Data entries.

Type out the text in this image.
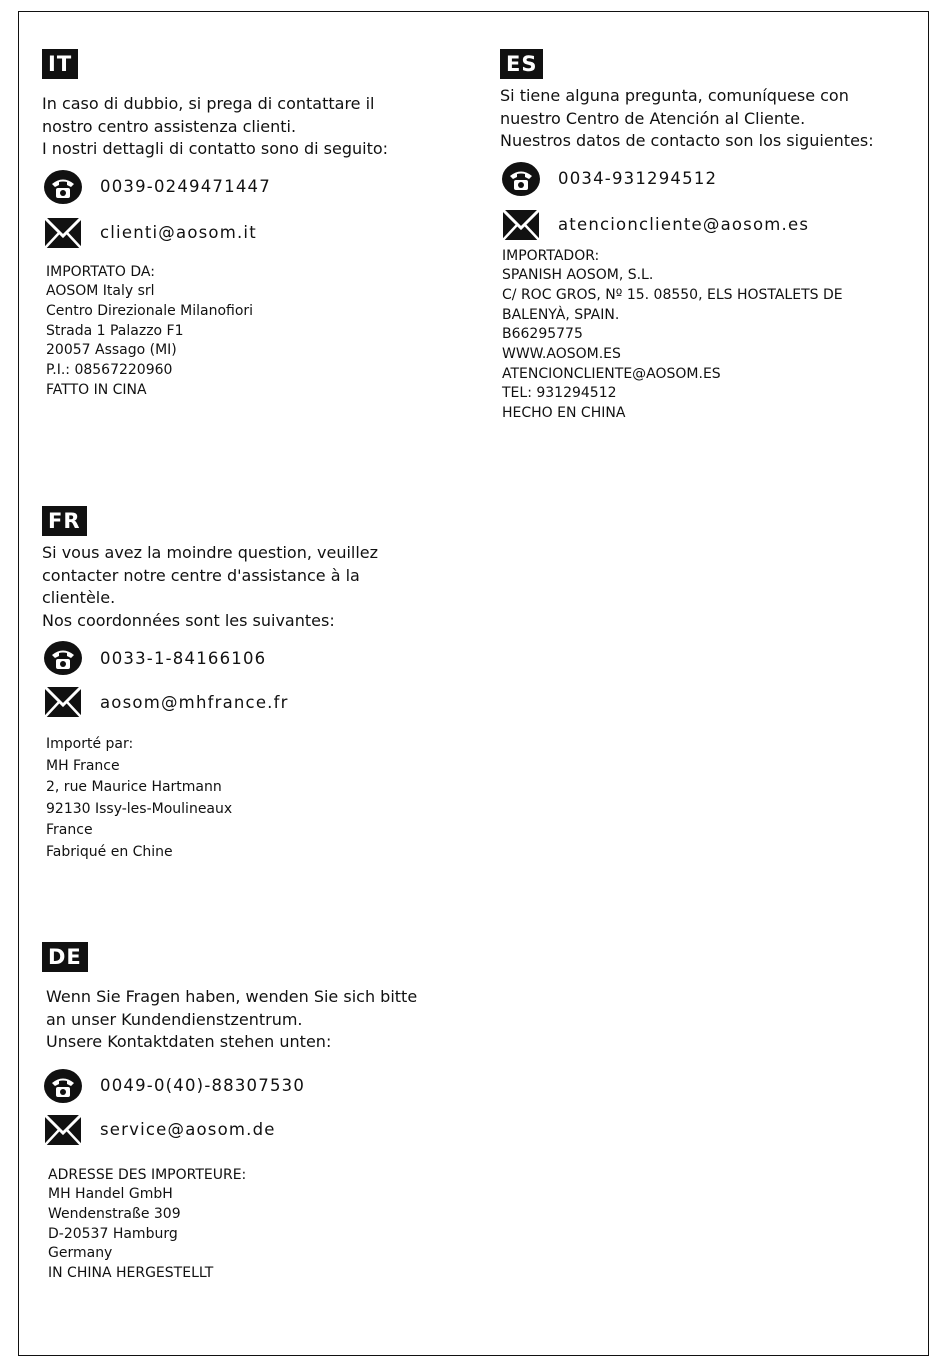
IT
In caso di dubbio, si prega di contattare il
nostro centro assistenza clienti.
I nostri dettagli di contatto sono di seguito:
0039-0249471447
clienti@aosom.it
IMPORTATO DA:
AOSOM Italy srl
Centro Direzionale Milanofiori
Strada 1 Palazzo F1
20057 Assago (MI)
P.I.: 08567220960
FATTO IN CINA
ES
Si tiene alguna pregunta, comuníquese con
nuestro Centro de Atención al Cliente.
Nuestros datos de contacto son los siguientes:
0034-931294512
atencioncliente@aosom.es
IMPORTADOR:
SPANISH AOSOM, S.L.
C/ ROC GROS, Nº 15. 08550, ELS HOSTALETS DE
BALENYÀ, SPAIN.
B66295775
WWW.AOSOM.ES
ATENCIONCLIENTE@AOSOM.ES
TEL: 931294512
HECHO EN CHINA
FR
Si vous avez la moindre question, veuillez
contacter notre centre d'assistance à la
clientèle.
Nos coordonnées sont les suivantes:
0033-1-84166106
aosom@mhfrance.fr
Importé par:
MH France
2, rue Maurice Hartmann
92130 Issy-les-Moulineaux
France
Fabriqué en Chine
DE
Wenn Sie Fragen haben, wenden Sie sich bitte
an unser Kundendienstzentrum.
Unsere Kontaktdaten stehen unten:
0049-0(40)-88307530
service@aosom.de
ADRESSE DES IMPORTEURE:
MH Handel GmbH
Wendenstraße 309
D-20537 Hamburg
Germany
IN CHINA HERGESTELLT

Task statement.
Restate the records above in full, word for word. Keep pictures out.

Solution below.
Type out the text in this image.
IT
In caso di dubbio, si prega di contattare il
nostro centro assistenza clienti.
I nostri dettagli di contatto sono di seguito:
0039-0249471447
clienti@aosom.it
IMPORTATO DA:
AOSOM Italy srl
Centro Direzionale Milanofiori
Strada 1 Palazzo F1
20057 Assago (MI)
P.I.: 08567220960
FATTO IN CINA
ES
Si tiene alguna pregunta, comuníquese con
nuestro Centro de Atención al Cliente.
Nuestros datos de contacto son los siguientes:
0034-931294512
atencioncliente@aosom.es
IMPORTADOR:
SPANISH AOSOM, S.L.
C/ ROC GROS, Nº 15. 08550, ELS HOSTALETS DE
BALENYÀ, SPAIN.
B66295775
WWW.AOSOM.ES
ATENCIONCLIENTE@AOSOM.ES
TEL: 931294512
HECHO EN CHINA
FR
Si vous avez la moindre question, veuillez
contacter notre centre d'assistance à la
clientèle.
Nos coordonnées sont les suivantes:
0033-1-84166106
aosom@mhfrance.fr
Importé par:
MH France
2, rue Maurice Hartmann
92130 Issy-les-Moulineaux
France
Fabriqué en Chine
DE
Wenn Sie Fragen haben, wenden Sie sich bitte
an unser Kundendienstzentrum.
Unsere Kontaktdaten stehen unten:
0049-0(40)-88307530
service@aosom.de
ADRESSE DES IMPORTEURE:
MH Handel GmbH
Wendenstraße 309
D-20537 Hamburg
Germany
IN CHINA HERGESTELLT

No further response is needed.